**CHALLENGE:** Repeat the material below word for word and leave out all pictures.

########################################

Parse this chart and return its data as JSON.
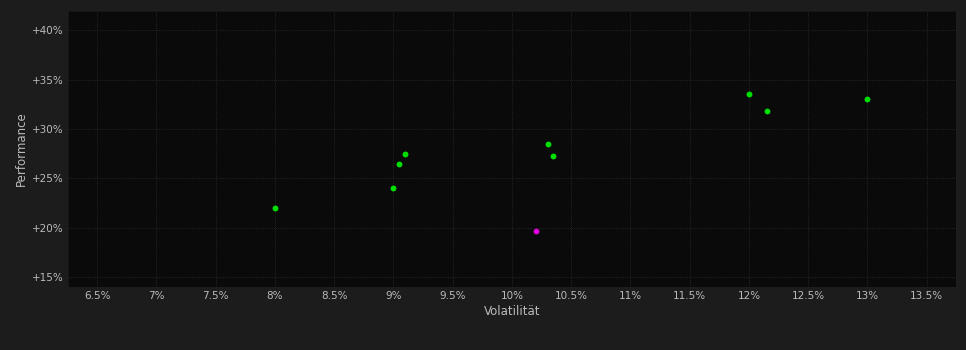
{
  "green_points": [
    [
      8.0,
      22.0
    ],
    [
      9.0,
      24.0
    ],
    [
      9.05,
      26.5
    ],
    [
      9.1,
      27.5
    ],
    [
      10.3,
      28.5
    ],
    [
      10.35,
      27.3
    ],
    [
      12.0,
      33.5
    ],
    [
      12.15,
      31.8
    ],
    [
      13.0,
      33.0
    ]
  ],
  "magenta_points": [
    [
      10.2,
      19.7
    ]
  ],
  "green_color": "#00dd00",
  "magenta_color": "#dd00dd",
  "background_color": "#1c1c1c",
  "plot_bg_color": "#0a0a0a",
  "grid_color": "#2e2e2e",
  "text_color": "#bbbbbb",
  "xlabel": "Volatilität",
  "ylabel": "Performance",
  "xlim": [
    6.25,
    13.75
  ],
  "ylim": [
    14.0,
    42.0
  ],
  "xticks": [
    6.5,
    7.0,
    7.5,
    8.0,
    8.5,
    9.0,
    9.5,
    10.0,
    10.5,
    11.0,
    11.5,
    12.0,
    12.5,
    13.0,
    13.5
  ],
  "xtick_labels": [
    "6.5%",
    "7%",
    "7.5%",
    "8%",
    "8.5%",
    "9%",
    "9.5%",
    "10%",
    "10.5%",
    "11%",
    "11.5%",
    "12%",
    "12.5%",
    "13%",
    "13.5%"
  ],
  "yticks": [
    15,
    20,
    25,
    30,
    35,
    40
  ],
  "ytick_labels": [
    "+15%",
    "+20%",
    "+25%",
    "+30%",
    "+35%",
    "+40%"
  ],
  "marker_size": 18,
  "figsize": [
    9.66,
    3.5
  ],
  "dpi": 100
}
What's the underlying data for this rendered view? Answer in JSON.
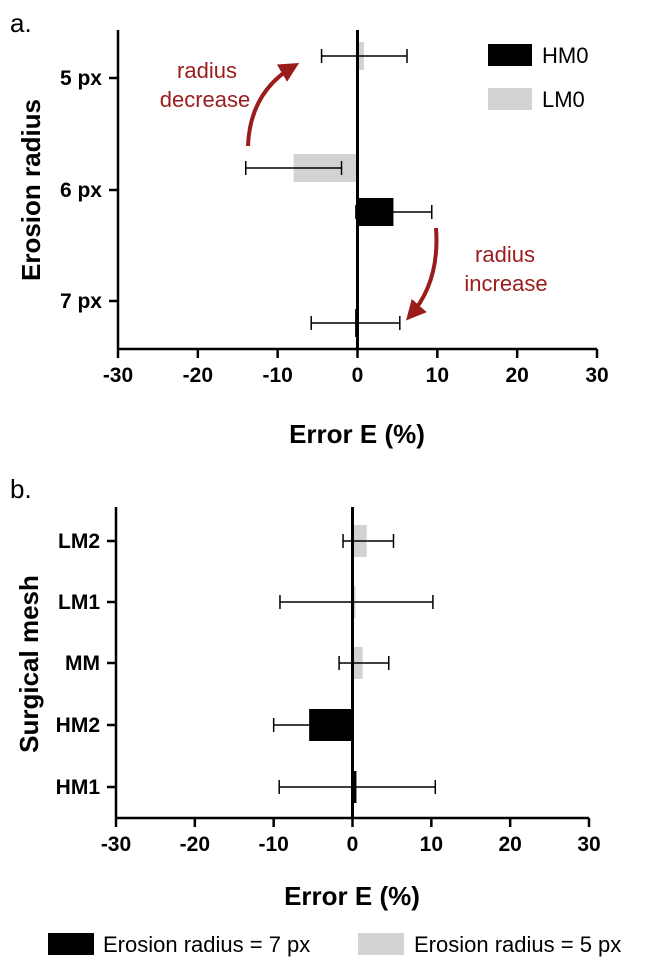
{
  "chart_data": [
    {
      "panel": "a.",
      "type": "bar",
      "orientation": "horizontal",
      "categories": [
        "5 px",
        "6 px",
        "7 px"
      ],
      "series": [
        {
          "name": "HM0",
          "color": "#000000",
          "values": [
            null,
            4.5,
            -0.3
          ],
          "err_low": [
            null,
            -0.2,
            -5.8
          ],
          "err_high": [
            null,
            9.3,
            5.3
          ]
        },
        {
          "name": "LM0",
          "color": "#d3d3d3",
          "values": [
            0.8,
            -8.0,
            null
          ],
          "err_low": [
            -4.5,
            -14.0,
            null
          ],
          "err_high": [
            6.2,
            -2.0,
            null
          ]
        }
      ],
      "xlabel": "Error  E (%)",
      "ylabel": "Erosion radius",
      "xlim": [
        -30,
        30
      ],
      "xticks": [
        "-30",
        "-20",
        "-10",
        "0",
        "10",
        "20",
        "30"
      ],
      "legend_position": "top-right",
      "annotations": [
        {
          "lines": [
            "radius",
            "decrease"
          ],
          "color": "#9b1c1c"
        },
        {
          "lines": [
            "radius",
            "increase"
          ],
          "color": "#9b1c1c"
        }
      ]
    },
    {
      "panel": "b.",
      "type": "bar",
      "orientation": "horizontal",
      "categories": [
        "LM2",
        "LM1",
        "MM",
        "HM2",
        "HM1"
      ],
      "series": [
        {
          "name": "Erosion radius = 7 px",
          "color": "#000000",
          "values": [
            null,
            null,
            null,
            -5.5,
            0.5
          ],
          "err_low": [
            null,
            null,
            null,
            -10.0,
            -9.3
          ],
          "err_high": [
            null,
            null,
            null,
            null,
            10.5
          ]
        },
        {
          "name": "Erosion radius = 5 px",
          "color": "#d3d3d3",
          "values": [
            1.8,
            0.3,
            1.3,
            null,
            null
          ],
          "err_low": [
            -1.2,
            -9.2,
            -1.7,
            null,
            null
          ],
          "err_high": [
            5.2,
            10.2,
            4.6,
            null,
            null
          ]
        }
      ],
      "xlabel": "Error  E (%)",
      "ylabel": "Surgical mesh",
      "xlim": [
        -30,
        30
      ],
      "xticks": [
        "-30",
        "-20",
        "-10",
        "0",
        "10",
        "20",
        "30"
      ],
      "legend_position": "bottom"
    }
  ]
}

########################################

**RESULT OF THIS EXERCISE:**
Parse this chart and return its data as JSON.
{
  "green_points": [
    [
      8.0,
      22.0
    ],
    [
      9.0,
      24.0
    ],
    [
      9.05,
      26.5
    ],
    [
      9.1,
      27.5
    ],
    [
      10.3,
      28.5
    ],
    [
      10.35,
      27.3
    ],
    [
      12.0,
      33.5
    ],
    [
      12.15,
      31.8
    ],
    [
      13.0,
      33.0
    ]
  ],
  "magenta_points": [
    [
      10.2,
      19.7
    ]
  ],
  "green_color": "#00dd00",
  "magenta_color": "#dd00dd",
  "background_color": "#1c1c1c",
  "plot_bg_color": "#0a0a0a",
  "grid_color": "#2e2e2e",
  "text_color": "#bbbbbb",
  "xlabel": "Volatilität",
  "ylabel": "Performance",
  "xlim": [
    6.25,
    13.75
  ],
  "ylim": [
    14.0,
    42.0
  ],
  "xticks": [
    6.5,
    7.0,
    7.5,
    8.0,
    8.5,
    9.0,
    9.5,
    10.0,
    10.5,
    11.0,
    11.5,
    12.0,
    12.5,
    13.0,
    13.5
  ],
  "xtick_labels": [
    "6.5%",
    "7%",
    "7.5%",
    "8%",
    "8.5%",
    "9%",
    "9.5%",
    "10%",
    "10.5%",
    "11%",
    "11.5%",
    "12%",
    "12.5%",
    "13%",
    "13.5%"
  ],
  "yticks": [
    15,
    20,
    25,
    30,
    35,
    40
  ],
  "ytick_labels": [
    "+15%",
    "+20%",
    "+25%",
    "+30%",
    "+35%",
    "+40%"
  ],
  "marker_size": 18,
  "figsize": [
    9.66,
    3.5
  ],
  "dpi": 100
}
What's the underlying data for this rendered view? Answer in JSON.
{
  "chart_data": [
    {
      "panel": "a.",
      "type": "bar",
      "orientation": "horizontal",
      "categories": [
        "5 px",
        "6 px",
        "7 px"
      ],
      "series": [
        {
          "name": "HM0",
          "color": "#000000",
          "values": [
            null,
            4.5,
            -0.3
          ],
          "err_low": [
            null,
            -0.2,
            -5.8
          ],
          "err_high": [
            null,
            9.3,
            5.3
          ]
        },
        {
          "name": "LM0",
          "color": "#d3d3d3",
          "values": [
            0.8,
            -8.0,
            null
          ],
          "err_low": [
            -4.5,
            -14.0,
            null
          ],
          "err_high": [
            6.2,
            -2.0,
            null
          ]
        }
      ],
      "xlabel": "Error  E (%)",
      "ylabel": "Erosion radius",
      "xlim": [
        -30,
        30
      ],
      "xticks": [
        "-30",
        "-20",
        "-10",
        "0",
        "10",
        "20",
        "30"
      ],
      "legend_position": "top-right",
      "annotations": [
        {
          "lines": [
            "radius",
            "decrease"
          ],
          "color": "#9b1c1c"
        },
        {
          "lines": [
            "radius",
            "increase"
          ],
          "color": "#9b1c1c"
        }
      ]
    },
    {
      "panel": "b.",
      "type": "bar",
      "orientation": "horizontal",
      "categories": [
        "LM2",
        "LM1",
        "MM",
        "HM2",
        "HM1"
      ],
      "series": [
        {
          "name": "Erosion radius = 7 px",
          "color": "#000000",
          "values": [
            null,
            null,
            null,
            -5.5,
            0.5
          ],
          "err_low": [
            null,
            null,
            null,
            -10.0,
            -9.3
          ],
          "err_high": [
            null,
            null,
            null,
            null,
            10.5
          ]
        },
        {
          "name": "Erosion radius = 5 px",
          "color": "#d3d3d3",
          "values": [
            1.8,
            0.3,
            1.3,
            null,
            null
          ],
          "err_low": [
            -1.2,
            -9.2,
            -1.7,
            null,
            null
          ],
          "err_high": [
            5.2,
            10.2,
            4.6,
            null,
            null
          ]
        }
      ],
      "xlabel": "Error  E (%)",
      "ylabel": "Surgical mesh",
      "xlim": [
        -30,
        30
      ],
      "xticks": [
        "-30",
        "-20",
        "-10",
        "0",
        "10",
        "20",
        "30"
      ],
      "legend_position": "bottom"
    }
  ]
}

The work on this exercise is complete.